→ WORK TO BE COMPLETED
Restate exactly, and only, the lines from the one with "Transcribe the text in this document." through the end of the data, with both of those end lines kept. Drop any pictures.

→ RAW DATA
-- BEGIN --
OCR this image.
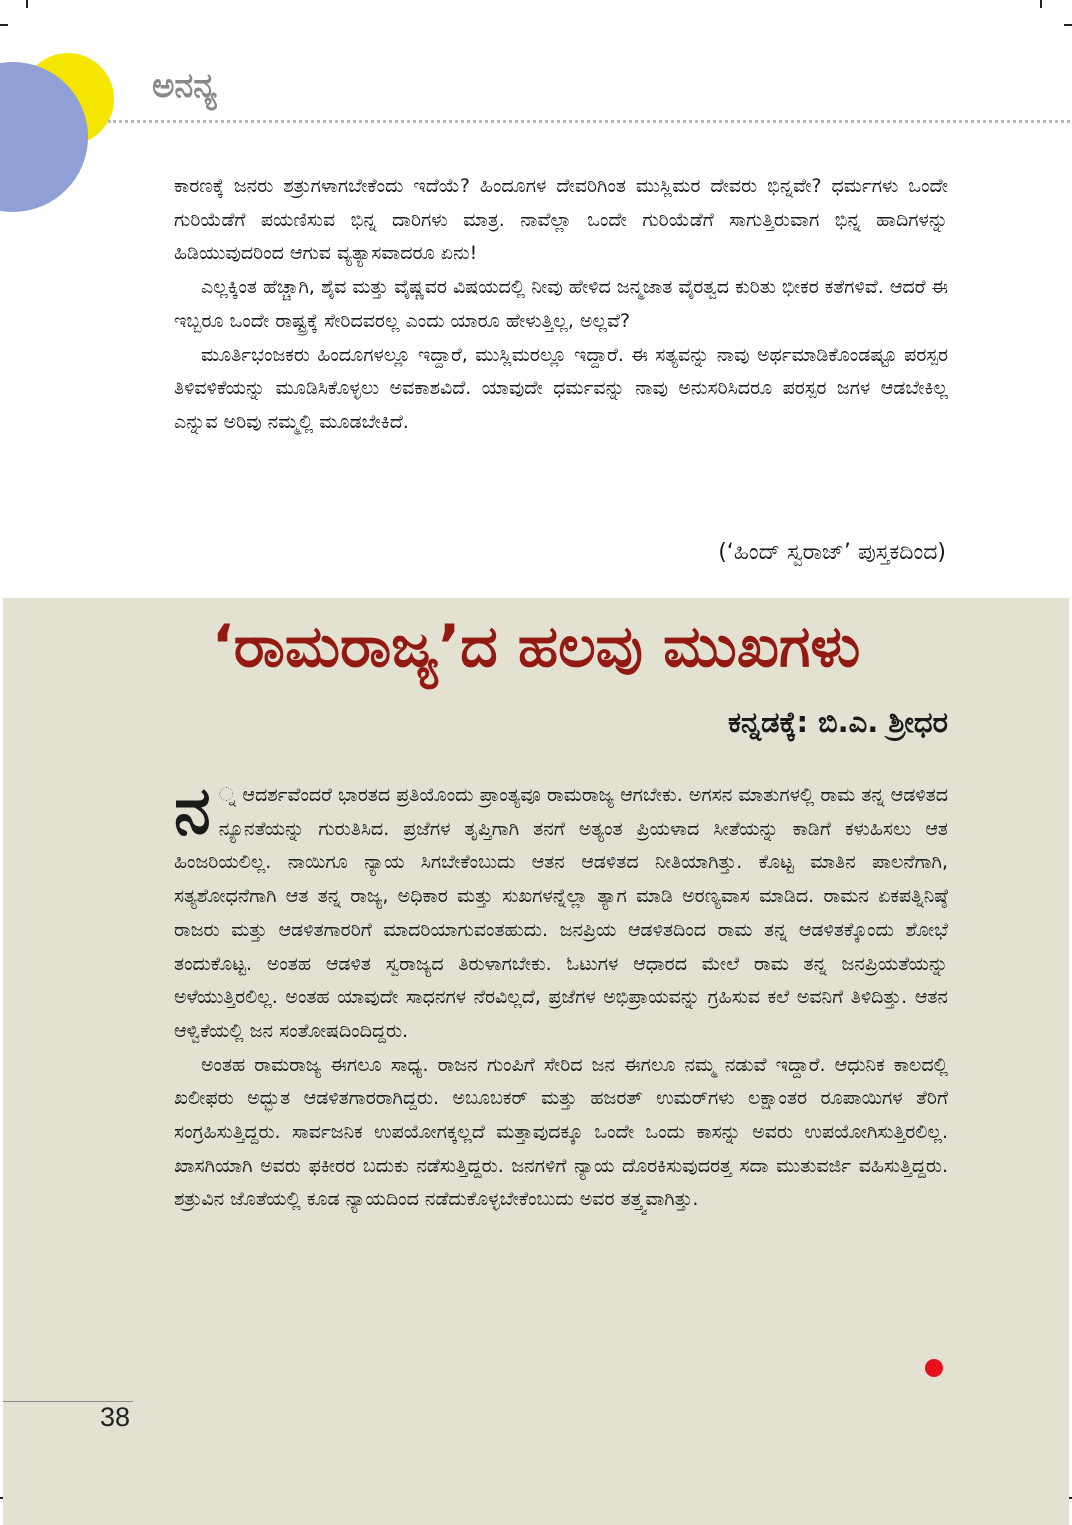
ಅನನ್ಯ

ಕಾರಣಕ್ಕೆ ಜನರು ಶತ್ರುಗಳಾಗಬೇಕೆಂದು ಇದೆಯೆ? ಹಿಂದೂಗಳ ದೇವರಿಗಿಂತ ಮುಸ್ಲಿಮರ ದೇವರು ಭಿನ್ನವೇ? ಧರ್ಮಗಳು ಒಂದೇ ಗುರಿಯೆಡೆಗೆ ಪಯಣಿಸುವ ಭಿನ್ನ ದಾರಿಗಳು ಮಾತ್ರ. ನಾವೆಲ್ಲಾ ಒಂದೇ ಗುರಿಯೆಡೆಗೆ ಸಾಗುತ್ತಿರುವಾಗ ಭಿನ್ನ ಹಾದಿಗಳನ್ನು ಹಿಡಿಯುವುದರಿಂದ ಆಗುವ ವ್ಯತ್ಯಾಸವಾದರೂ ಏನು!

ಎಲ್ಲಕ್ಕಿಂತ ಹೆಚ್ಚಾಗಿ, ಶೈವ ಮತ್ತು ವೈಷ್ಣವರ ವಿಷಯದಲ್ಲಿ ನೀವು ಹೇಳಿದ ಜನ್ಮಜಾತ ವೈರತ್ವದ ಕುರಿತು ಭೀಕರ ಕತೆಗಳಿವೆ. ಆದರೆ ಈ ಇಬ್ಬರೂ ಒಂದೇ ರಾಷ್ಟ್ರಕ್ಕೆ ಸೇರಿದವರಲ್ಲ ಎಂದು ಯಾರೂ ಹೇಳುತ್ತಿಲ್ಲ, ಅಲ್ಲವೆ?

ಮೂರ್ತಿಭಂಜಕರು ಹಿಂದೂಗಳಲ್ಲೂ ಇದ್ದಾರೆ, ಮುಸ್ಲಿಮರಲ್ಲೂ ಇದ್ದಾರೆ. ಈ ಸತ್ಯವನ್ನು ನಾವು ಅರ್ಥಮಾಡಿಕೊಂಡಷ್ಟೂ ಪರಸ್ಪರ ತಿಳಿವಳಿಕೆಯನ್ನು ಮೂಡಿಸಿಕೊಳ್ಳಲು ಅವಕಾಶವಿದೆ. ಯಾವುದೇ ಧರ್ಮವನ್ನು ನಾವು ಅನುಸರಿಸಿದರೂ ಪರಸ್ಪರ ಜಗಳ ಆಡಬೇಕಿಲ್ಲ ಎನ್ನುವ ಅರಿವು ನಮ್ಮಲ್ಲಿ ಮೂಡಬೇಕಿದೆ.

(‘ಹಿಂದ್ ಸ್ವರಾಜ್’ ಪುಸ್ತಕದಿಂದ)
‘ರಾಮರಾಜ್ಯ’ದ ಹಲವು ಮುಖಗಳು
ಕನ್ನಡಕ್ಕೆ: ಬಿ.ಎ. ಶ್ರೀಧರ

ನ ್ನ ಆದರ್ಶವೆಂದರೆ ಭಾರತದ ಪ್ರತಿಯೊಂದು ಪ್ರಾಂತ್ಯವೂ ರಾಮರಾಜ್ಯ ಆಗಬೇಕು. ಅಗಸನ ಮಾತುಗಳಲ್ಲಿ ರಾಮ ತನ್ನ ಆಡಳಿತದ ನ್ಯೂನತೆಯನ್ನು ಗುರುತಿಸಿದ. ಪ್ರಜೆಗಳ ತೃಪ್ತಿಗಾಗಿ ತನಗೆ ಅತ್ಯಂತ ಪ್ರಿಯಳಾದ ಸೀತೆಯನ್ನು ಕಾಡಿಗೆ ಕಳುಹಿಸಲು ಆತ ಹಿಂಜರಿಯಲಿಲ್ಲ. ನಾಯಿಗೂ ನ್ಯಾಯ ಸಿಗಬೇಕೆಂಬುದು ಆತನ ಆಡಳಿತದ ನೀತಿಯಾಗಿತ್ತು. ಕೊಟ್ಟ ಮಾತಿನ ಪಾಲನೆಗಾಗಿ, ಸತ್ಯಶೋಧನೆಗಾಗಿ ಆತ ತನ್ನ ರಾಜ್ಯ, ಅಧಿಕಾರ ಮತ್ತು ಸುಖಗಳನ್ನೆಲ್ಲಾ ತ್ಯಾಗ ಮಾಡಿ ಅರಣ್ಯವಾಸ ಮಾಡಿದ. ರಾಮನ ಏಕಪತ್ನಿನಿಷ್ಠೆ ರಾಜರು ಮತ್ತು ಆಡಳಿತಗಾರರಿಗೆ ಮಾದರಿಯಾಗುವಂತಹುದು. ಜನಪ್ರಿಯ ಆಡಳಿತದಿಂದ ರಾಮ ತನ್ನ ಆಡಳಿತಕ್ಕೊಂದು ಶೋಭೆ ತಂದುಕೊಟ್ಟ. ಅಂತಹ ಆಡಳಿತ ಸ್ವರಾಜ್ಯದ ತಿರುಳಾಗಬೇಕು. ಓಟುಗಳ ಆಧಾರದ ಮೇಲೆ ರಾಮ ತನ್ನ ಜನಪ್ರಿಯತೆಯನ್ನು ಅಳೆಯುತ್ತಿರಲಿಲ್ಲ. ಅಂತಹ ಯಾವುದೇ ಸಾಧನಗಳ ನೆರವಿಲ್ಲದೆ, ಪ್ರಜೆಗಳ ಅಭಿಪ್ರಾಯವನ್ನು ಗ್ರಹಿಸುವ ಕಲೆ ಅವನಿಗೆ ತಿಳಿದಿತ್ತು. ಆತನ ಆಳ್ವಿಕೆಯಲ್ಲಿ ಜನ ಸಂತೋಷದಿಂದಿದ್ದರು.

ಅಂತಹ ರಾಮರಾಜ್ಯ ಈಗಲೂ ಸಾಧ್ಯ. ರಾಜನ ಗುಂಪಿಗೆ ಸೇರಿದ ಜನ ಈಗಲೂ ನಮ್ಮ ನಡುವೆ ಇದ್ದಾರೆ. ಆಧುನಿಕ ಕಾಲದಲ್ಲಿ ಖಲೀಫರು ಅದ್ಭುತ ಆಡಳಿತಗಾರರಾಗಿದ್ದರು. ಅಬೂಬಕರ್ ಮತ್ತು ಹಜರತ್ ಉಮರ್‌ಗಳು ಲಕ್ಷಾಂತರ ರೂಪಾಯಿಗಳ ತೆರಿಗೆ ಸಂಗ್ರಹಿಸುತ್ತಿದ್ದರು. ಸಾರ್ವಜನಿಕ ಉಪಯೋಗಕ್ಕಲ್ಲದೆ ಮತ್ತಾವುದಕ್ಕೂ ಒಂದೇ ಒಂದು ಕಾಸನ್ನು ಅವರು ಉಪಯೋಗಿಸುತ್ತಿರಲಿಲ್ಲ. ಖಾಸಗಿಯಾಗಿ ಅವರು ಫಕೀರರ ಬದುಕು ನಡೆಸುತ್ತಿದ್ದರು. ಜನಗಳಿಗೆ ನ್ಯಾಯ ದೊರಕಿಸುವುದರತ್ತ ಸದಾ ಮುತುವರ್ಜಿ ವಹಿಸುತ್ತಿದ್ದರು. ಶತ್ರುವಿನ ಜೊತೆಯಲ್ಲಿ ಕೂಡ ನ್ಯಾಯದಿಂದ ನಡೆದುಕೊಳ್ಳಬೇಕೆಂಬುದು ಅವರ ತತ್ತ್ವವಾಗಿತ್ತು.

38
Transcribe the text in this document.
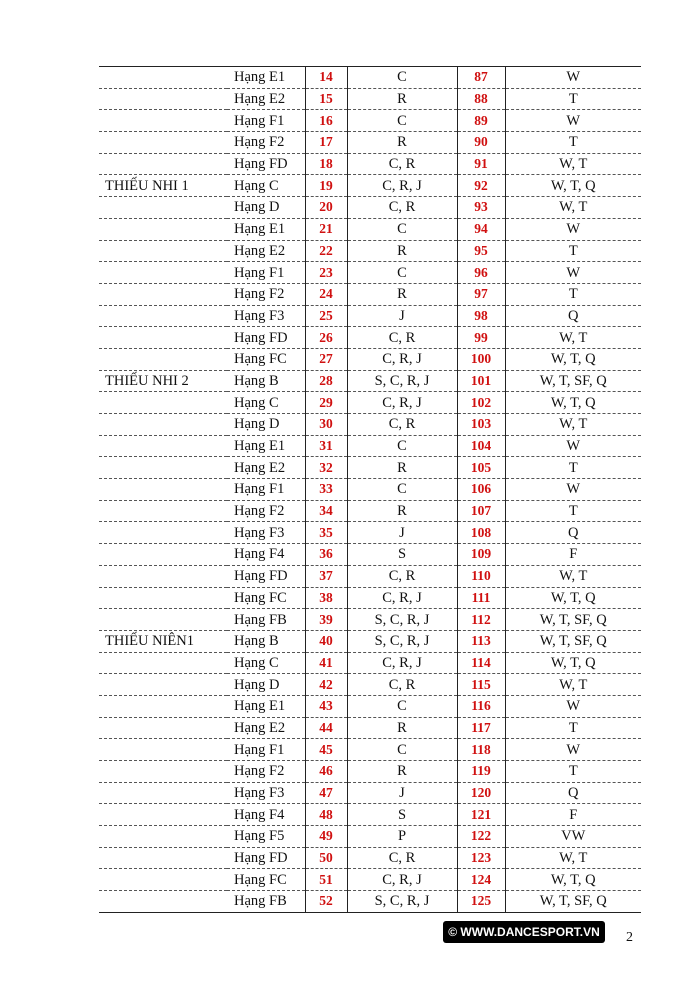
	Hạng E1	14	C	87	W
	Hạng E2	15	R	88	T
	Hạng F1	16	C	89	W
	Hạng F2	17	R	90	T
	Hạng FD	18	C, R	91	W, T
THIẾU NHI 1	Hạng C	19	C, R, J	92	W, T, Q
	Hạng D	20	C, R	93	W, T
	Hạng E1	21	C	94	W
	Hạng E2	22	R	95	T
	Hạng F1	23	C	96	W
	Hạng F2	24	R	97	T
	Hạng F3	25	J	98	Q
	Hạng FD	26	C, R	99	W, T
	Hạng FC	27	C, R, J	100	W, T, Q
THIẾU NHI 2	Hạng B	28	S, C, R, J	101	W, T, SF, Q
	Hạng C	29	C, R, J	102	W, T, Q
	Hạng D	30	C, R	103	W, T
	Hạng E1	31	C	104	W
	Hạng E2	32	R	105	T
	Hạng F1	33	C	106	W
	Hạng F2	34	R	107	T
	Hạng F3	35	J	108	Q
	Hạng F4	36	S	109	F
	Hạng FD	37	C, R	110	W, T
	Hạng FC	38	C, R, J	111	W, T, Q
	Hạng FB	39	S, C, R, J	112	W, T, SF, Q
THIẾU NIÊN1	Hạng B	40	S, C, R, J	113	W, T, SF, Q
	Hạng C	41	C, R, J	114	W, T, Q
	Hạng D	42	C, R	115	W, T
	Hạng E1	43	C	116	W
	Hạng E2	44	R	117	T
	Hạng F1	45	C	118	W
	Hạng F2	46	R	119	T
	Hạng F3	47	J	120	Q
	Hạng F4	48	S	121	F
	Hạng F5	49	P	122	VW
	Hạng FD	50	C, R	123	W, T
	Hạng FC	51	C, R, J	124	W, T, Q
	Hạng FB	52	S, C, R, J	125	W, T, SF, Q
© WWW.DANCESPORT.VN	2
-- END --
→ THE RESPONSE
Transcribe the text in this document.
	Hạng E1	14	C	87	W
	Hạng E2	15	R	88	T
	Hạng F1	16	C	89	W
	Hạng F2	17	R	90	T
	Hạng FD	18	C, R	91	W, T
THIẾU NHI 1	Hạng C	19	C, R, J	92	W, T, Q
	Hạng D	20	C, R	93	W, T
	Hạng E1	21	C	94	W
	Hạng E2	22	R	95	T
	Hạng F1	23	C	96	W
	Hạng F2	24	R	97	T
	Hạng F3	25	J	98	Q
	Hạng FD	26	C, R	99	W, T
	Hạng FC	27	C, R, J	100	W, T, Q
THIẾU NHI 2	Hạng B	28	S, C, R, J	101	W, T, SF, Q
	Hạng C	29	C, R, J	102	W, T, Q
	Hạng D	30	C, R	103	W, T
	Hạng E1	31	C	104	W
	Hạng E2	32	R	105	T
	Hạng F1	33	C	106	W
	Hạng F2	34	R	107	T
	Hạng F3	35	J	108	Q
	Hạng F4	36	S	109	F
	Hạng FD	37	C, R	110	W, T
	Hạng FC	38	C, R, J	111	W, T, Q
	Hạng FB	39	S, C, R, J	112	W, T, SF, Q
THIẾU NIÊN1	Hạng B	40	S, C, R, J	113	W, T, SF, Q
	Hạng C	41	C, R, J	114	W, T, Q
	Hạng D	42	C, R	115	W, T
	Hạng E1	43	C	116	W
	Hạng E2	44	R	117	T
	Hạng F1	45	C	118	W
	Hạng F2	46	R	119	T
	Hạng F3	47	J	120	Q
	Hạng F4	48	S	121	F
	Hạng F5	49	P	122	VW
	Hạng FD	50	C, R	123	W, T
	Hạng FC	51	C, R, J	124	W, T, Q
	Hạng FB	52	S, C, R, J	125	W, T, SF, Q
© WWW.DANCESPORT.VN	2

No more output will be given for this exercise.